▶ RECORD SET:
'''
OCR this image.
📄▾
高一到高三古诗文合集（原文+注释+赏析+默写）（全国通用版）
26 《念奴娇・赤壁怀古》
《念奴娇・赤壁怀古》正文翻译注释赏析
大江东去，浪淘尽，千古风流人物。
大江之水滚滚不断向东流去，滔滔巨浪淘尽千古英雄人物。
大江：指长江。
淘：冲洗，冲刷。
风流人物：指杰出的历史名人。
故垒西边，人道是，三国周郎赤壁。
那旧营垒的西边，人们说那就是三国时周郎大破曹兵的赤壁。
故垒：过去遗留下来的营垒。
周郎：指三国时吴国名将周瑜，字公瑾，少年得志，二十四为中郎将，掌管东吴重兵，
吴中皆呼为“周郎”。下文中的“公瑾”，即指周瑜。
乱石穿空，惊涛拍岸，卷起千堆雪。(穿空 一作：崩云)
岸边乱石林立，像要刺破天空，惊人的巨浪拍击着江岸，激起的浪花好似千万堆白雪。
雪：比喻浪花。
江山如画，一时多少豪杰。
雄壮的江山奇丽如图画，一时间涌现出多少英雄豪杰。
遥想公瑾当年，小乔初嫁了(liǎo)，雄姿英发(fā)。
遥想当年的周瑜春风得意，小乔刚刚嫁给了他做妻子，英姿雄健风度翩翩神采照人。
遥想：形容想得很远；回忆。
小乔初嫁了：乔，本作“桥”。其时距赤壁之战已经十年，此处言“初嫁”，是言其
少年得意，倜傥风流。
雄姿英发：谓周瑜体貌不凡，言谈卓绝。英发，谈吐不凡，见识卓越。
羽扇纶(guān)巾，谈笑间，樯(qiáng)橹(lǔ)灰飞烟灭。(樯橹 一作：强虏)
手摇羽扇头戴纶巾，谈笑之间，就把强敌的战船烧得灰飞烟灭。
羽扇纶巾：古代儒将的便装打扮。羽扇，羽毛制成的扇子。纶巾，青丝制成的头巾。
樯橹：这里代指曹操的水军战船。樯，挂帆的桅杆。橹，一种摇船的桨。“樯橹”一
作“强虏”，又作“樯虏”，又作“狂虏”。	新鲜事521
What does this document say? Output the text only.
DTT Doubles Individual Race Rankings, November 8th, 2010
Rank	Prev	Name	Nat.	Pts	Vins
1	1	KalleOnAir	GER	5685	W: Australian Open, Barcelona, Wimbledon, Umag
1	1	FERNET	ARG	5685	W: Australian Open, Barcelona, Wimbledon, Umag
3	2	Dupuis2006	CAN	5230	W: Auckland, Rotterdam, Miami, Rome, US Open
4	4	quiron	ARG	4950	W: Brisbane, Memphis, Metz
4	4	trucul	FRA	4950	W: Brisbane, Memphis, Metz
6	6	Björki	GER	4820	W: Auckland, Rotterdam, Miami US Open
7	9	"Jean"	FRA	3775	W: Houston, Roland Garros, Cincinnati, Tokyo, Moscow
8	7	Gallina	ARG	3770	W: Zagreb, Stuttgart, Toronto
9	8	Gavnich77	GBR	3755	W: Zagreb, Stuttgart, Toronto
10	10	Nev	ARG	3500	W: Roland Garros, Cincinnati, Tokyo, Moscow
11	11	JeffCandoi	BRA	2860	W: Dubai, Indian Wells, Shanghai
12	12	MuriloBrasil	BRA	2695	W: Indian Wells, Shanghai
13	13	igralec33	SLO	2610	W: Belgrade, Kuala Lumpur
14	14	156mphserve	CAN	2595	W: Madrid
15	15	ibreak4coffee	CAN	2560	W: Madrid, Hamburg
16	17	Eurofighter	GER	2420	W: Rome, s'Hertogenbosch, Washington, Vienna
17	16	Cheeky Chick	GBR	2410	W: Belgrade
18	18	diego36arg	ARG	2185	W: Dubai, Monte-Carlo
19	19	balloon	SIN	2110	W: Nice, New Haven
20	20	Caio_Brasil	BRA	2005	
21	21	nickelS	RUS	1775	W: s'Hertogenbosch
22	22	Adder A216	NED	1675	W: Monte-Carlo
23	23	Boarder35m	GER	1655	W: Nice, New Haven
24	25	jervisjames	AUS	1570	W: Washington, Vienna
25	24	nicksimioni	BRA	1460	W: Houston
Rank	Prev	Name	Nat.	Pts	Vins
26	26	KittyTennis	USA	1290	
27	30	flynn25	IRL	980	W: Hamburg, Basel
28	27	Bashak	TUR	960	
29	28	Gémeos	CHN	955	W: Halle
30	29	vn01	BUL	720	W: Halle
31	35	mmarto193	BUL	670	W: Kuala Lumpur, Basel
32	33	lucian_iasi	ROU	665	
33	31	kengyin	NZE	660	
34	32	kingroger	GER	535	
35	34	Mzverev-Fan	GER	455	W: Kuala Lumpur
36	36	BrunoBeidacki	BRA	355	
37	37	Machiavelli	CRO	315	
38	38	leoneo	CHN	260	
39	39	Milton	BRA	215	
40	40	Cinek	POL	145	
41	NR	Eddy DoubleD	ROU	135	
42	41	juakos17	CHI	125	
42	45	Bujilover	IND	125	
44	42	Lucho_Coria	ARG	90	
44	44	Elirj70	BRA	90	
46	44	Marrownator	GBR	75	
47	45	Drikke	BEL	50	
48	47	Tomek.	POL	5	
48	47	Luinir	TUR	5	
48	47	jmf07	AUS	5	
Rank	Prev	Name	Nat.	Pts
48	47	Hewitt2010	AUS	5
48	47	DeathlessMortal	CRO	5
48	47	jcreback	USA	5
'''
▶ PROBLEM DESCRIPTION:
Give only the number of lines above that hold the string "Lumpur".

▶ OUTPUT BELOW:
3